Every record below is to be retyped exactly.

──────────

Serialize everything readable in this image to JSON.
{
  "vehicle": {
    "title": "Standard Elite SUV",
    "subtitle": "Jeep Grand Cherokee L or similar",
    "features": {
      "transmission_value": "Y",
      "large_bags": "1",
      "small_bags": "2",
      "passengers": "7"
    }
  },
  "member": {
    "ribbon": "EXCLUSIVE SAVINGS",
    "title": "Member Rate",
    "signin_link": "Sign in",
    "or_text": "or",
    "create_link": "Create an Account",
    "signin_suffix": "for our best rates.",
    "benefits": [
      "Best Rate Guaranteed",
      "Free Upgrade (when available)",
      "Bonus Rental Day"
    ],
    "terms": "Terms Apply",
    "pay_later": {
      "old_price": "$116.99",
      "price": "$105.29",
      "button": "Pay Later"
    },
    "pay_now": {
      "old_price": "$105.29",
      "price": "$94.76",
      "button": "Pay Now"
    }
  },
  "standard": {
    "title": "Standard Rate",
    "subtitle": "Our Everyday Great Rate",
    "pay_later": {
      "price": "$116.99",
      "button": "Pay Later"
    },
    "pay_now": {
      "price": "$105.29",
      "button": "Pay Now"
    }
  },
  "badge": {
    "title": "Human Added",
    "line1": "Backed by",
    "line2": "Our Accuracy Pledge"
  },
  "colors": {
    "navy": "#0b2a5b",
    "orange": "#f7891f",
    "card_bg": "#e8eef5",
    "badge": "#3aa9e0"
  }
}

──────────

__Final result__
Serialize everything readable in this image to JSON.
{
  "vehicle": {
    "title": "Standard Elite SUV",
    "subtitle": "Jeep Grand Cherokee L or similar",
    "features": {
      "transmission_value": "Y",
      "large_bags": "1",
      "small_bags": "2",
      "passengers": "7"
    }
  },
  "member": {
    "ribbon": "EXCLUSIVE SAVINGS",
    "title": "Member Rate",
    "signin_link": "Sign in",
    "or_text": "or",
    "create_link": "Create an Account",
    "signin_suffix": "for our best rates.",
    "benefits": [
      "Best Rate Guaranteed",
      "Free Upgrade (when available)",
      "Bonus Rental Day"
    ],
    "terms": "Terms Apply",
    "pay_later": {
      "old_price": "$116.99",
      "price": "$105.29",
      "button": "Pay Later"
    },
    "pay_now": {
      "old_price": "$105.29",
      "price": "$94.76",
      "button": "Pay Now"
    }
  },
  "standard": {
    "title": "Standard Rate",
    "subtitle": "Our Everyday Great Rate",
    "pay_later": {
      "price": "$116.99",
      "button": "Pay Later"
    },
    "pay_now": {
      "price": "$105.29",
      "button": "Pay Now"
    }
  },
  "badge": {
    "title": "Human Added",
    "line1": "Backed by",
    "line2": "Our Accuracy Pledge"
  },
  "colors": {
    "navy": "#0b2a5b",
    "orange": "#f7891f",
    "card_bg": "#e8eef5",
    "badge": "#3aa9e0"
  }
}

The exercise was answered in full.